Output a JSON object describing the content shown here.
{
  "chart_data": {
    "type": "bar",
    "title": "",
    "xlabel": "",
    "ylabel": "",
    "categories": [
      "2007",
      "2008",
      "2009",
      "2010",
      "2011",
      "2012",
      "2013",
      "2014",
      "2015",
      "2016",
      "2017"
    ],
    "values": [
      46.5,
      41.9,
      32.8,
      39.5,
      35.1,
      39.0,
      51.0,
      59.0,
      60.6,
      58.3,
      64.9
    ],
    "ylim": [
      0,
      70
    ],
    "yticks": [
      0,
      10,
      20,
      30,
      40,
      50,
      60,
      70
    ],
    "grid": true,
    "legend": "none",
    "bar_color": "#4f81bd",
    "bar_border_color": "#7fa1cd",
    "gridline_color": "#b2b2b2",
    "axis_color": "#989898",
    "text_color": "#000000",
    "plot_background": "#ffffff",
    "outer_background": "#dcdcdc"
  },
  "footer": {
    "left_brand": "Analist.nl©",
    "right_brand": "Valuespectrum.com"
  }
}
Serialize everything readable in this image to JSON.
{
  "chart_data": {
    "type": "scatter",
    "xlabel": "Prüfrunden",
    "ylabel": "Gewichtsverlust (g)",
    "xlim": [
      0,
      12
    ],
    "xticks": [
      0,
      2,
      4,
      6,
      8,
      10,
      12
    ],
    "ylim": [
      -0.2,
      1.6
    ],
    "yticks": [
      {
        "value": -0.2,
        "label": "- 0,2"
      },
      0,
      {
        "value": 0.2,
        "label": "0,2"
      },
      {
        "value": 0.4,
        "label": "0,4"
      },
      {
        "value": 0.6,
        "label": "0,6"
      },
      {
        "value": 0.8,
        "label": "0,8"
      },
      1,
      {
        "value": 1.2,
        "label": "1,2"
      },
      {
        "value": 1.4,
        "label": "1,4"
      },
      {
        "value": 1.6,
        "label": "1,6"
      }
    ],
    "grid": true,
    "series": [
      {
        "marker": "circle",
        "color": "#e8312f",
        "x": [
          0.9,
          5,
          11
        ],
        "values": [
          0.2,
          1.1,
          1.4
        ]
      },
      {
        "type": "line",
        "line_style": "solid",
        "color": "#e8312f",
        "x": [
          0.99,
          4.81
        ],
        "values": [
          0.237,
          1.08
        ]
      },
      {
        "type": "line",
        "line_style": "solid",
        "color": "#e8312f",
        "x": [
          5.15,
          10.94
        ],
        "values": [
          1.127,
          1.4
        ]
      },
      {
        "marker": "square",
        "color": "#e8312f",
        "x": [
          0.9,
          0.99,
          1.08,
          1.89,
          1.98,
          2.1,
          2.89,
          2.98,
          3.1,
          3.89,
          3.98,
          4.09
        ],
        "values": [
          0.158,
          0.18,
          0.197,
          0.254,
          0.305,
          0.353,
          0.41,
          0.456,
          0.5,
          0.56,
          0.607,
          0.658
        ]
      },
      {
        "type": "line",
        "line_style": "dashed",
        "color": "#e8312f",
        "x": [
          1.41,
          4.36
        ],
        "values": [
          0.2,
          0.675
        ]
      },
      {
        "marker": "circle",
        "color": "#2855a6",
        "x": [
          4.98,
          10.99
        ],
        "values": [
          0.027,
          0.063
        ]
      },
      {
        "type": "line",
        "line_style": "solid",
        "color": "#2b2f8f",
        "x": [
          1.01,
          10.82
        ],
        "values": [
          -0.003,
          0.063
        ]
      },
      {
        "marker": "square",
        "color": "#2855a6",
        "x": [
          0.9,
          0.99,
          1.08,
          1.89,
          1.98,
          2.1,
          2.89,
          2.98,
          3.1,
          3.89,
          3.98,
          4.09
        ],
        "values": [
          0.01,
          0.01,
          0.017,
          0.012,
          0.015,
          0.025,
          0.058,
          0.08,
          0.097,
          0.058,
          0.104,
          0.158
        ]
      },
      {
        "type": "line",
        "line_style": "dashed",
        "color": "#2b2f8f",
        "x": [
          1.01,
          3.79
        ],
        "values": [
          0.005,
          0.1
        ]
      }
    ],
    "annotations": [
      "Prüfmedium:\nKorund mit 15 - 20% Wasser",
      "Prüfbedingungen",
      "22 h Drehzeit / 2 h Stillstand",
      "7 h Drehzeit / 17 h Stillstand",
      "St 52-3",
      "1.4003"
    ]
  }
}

◆ ◆ ◆ ◆ ◆

(GOAL): From the material above, count the lines that include "JSON" and give only the total.

(CORRECT RESPONSE): 2